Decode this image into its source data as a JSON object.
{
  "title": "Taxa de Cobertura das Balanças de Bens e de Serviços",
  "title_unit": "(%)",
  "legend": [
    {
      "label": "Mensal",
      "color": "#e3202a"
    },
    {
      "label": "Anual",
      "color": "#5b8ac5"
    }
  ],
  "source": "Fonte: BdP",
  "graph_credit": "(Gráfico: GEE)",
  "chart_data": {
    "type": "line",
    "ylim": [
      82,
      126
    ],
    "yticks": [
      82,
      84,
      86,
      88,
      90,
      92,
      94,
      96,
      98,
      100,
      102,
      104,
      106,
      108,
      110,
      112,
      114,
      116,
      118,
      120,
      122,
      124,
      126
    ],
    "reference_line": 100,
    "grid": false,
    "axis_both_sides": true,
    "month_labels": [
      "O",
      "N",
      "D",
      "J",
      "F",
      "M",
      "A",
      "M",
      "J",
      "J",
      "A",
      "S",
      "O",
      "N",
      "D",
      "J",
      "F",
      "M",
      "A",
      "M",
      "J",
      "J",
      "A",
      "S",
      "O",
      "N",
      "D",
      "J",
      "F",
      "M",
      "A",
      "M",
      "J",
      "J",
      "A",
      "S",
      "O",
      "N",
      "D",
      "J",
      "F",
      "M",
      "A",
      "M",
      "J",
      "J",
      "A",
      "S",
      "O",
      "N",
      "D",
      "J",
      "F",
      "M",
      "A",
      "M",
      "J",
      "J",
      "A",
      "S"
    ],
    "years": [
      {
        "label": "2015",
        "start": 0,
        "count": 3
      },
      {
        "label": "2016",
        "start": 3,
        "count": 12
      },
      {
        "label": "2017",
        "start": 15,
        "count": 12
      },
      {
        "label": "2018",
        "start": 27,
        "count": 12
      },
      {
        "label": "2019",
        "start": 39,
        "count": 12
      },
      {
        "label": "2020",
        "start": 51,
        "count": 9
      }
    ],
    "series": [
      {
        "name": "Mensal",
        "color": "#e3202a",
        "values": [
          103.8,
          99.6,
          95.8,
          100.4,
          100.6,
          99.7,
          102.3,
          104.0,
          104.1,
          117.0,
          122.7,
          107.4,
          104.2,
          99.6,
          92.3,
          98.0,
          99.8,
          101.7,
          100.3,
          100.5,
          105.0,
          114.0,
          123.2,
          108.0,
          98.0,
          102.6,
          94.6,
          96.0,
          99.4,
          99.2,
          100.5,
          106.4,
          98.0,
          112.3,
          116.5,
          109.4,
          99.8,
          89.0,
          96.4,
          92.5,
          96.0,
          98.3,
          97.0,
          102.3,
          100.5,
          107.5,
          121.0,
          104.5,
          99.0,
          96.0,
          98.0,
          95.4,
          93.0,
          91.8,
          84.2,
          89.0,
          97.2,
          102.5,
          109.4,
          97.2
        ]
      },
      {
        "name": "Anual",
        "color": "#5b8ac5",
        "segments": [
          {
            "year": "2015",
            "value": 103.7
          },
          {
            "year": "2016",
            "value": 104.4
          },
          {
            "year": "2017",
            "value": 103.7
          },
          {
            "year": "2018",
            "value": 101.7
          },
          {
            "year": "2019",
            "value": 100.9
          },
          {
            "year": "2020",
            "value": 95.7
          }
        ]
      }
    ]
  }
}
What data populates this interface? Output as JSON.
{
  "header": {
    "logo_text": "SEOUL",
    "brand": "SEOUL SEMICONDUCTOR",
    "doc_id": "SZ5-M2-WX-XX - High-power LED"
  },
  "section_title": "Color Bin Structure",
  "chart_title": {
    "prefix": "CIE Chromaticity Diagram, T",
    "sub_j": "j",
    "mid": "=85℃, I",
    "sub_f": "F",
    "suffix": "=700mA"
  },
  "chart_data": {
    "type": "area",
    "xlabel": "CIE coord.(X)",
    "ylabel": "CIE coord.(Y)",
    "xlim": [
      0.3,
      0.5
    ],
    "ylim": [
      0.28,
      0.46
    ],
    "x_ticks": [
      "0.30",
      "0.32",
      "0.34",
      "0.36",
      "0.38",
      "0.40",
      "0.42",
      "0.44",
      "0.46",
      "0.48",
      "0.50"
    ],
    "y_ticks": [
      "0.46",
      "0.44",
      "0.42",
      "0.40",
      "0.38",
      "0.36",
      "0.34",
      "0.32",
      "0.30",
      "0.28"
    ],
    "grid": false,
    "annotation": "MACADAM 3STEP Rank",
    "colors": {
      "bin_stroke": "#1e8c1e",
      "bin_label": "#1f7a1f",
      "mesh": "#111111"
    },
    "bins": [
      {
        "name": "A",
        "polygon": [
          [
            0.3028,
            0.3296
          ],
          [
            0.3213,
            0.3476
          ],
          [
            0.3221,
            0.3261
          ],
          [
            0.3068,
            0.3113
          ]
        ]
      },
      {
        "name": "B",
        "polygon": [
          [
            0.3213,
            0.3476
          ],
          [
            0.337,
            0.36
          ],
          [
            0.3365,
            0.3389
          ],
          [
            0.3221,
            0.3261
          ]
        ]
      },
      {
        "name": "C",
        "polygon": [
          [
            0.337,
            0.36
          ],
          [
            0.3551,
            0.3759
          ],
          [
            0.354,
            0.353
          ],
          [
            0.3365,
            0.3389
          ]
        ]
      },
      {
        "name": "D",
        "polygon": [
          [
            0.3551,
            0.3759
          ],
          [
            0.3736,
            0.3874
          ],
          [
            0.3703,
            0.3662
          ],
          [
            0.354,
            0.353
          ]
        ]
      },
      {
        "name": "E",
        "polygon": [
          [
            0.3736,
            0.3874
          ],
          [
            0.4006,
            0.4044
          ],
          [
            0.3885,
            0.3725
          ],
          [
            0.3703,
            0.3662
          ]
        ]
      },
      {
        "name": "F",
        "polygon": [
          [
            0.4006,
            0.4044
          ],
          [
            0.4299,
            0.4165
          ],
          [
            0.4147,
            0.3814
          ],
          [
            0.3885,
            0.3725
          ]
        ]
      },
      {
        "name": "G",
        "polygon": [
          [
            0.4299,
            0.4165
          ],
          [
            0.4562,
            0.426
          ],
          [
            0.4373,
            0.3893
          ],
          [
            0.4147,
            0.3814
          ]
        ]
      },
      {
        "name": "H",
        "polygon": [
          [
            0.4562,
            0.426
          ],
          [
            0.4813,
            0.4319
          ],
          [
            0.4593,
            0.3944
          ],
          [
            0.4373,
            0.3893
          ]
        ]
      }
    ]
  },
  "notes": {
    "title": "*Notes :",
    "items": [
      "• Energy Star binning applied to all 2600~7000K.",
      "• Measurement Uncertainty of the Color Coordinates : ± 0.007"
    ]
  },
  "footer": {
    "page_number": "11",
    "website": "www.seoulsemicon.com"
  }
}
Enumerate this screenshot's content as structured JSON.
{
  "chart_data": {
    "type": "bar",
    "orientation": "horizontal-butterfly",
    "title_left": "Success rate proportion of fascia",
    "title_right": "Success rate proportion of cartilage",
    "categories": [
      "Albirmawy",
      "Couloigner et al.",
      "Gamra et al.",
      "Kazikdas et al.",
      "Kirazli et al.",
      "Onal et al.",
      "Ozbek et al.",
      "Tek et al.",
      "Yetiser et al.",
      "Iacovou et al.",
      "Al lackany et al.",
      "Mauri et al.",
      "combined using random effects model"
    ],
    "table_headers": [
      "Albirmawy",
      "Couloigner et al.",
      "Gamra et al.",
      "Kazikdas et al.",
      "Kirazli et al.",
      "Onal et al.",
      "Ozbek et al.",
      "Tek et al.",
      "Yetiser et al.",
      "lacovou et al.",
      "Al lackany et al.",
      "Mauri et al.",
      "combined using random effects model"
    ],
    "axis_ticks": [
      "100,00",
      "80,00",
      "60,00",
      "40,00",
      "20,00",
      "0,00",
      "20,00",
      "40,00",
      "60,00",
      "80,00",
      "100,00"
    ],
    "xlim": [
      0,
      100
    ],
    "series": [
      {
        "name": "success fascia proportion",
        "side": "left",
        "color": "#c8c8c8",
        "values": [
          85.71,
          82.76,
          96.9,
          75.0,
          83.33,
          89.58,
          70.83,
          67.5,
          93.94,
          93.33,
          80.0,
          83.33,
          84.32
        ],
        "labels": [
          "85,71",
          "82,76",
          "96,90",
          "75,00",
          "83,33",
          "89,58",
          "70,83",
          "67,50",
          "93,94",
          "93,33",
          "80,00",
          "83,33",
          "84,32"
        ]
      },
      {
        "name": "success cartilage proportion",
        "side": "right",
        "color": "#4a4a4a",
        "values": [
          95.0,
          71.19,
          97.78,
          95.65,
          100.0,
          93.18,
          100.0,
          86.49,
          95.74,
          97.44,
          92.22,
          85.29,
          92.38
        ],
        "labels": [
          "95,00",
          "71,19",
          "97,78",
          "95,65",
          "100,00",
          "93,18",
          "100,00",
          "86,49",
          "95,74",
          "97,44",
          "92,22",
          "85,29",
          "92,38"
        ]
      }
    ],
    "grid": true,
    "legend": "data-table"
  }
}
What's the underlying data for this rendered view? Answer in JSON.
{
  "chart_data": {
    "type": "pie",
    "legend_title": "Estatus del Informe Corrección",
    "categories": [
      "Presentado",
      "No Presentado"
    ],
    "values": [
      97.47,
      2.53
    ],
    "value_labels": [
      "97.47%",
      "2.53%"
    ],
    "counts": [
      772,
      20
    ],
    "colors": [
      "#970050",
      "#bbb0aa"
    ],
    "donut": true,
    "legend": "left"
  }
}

——

Stated exercise ->
Find the word "JSON" and list each line it appears in.

Exercise result ->
Decode this image into its source data as a JSON object.
What data populates this interface? Output as JSON.
Enumerate this screenshot's content as structured JSON.
What's the underlying data for this rendered view? Answer in JSON.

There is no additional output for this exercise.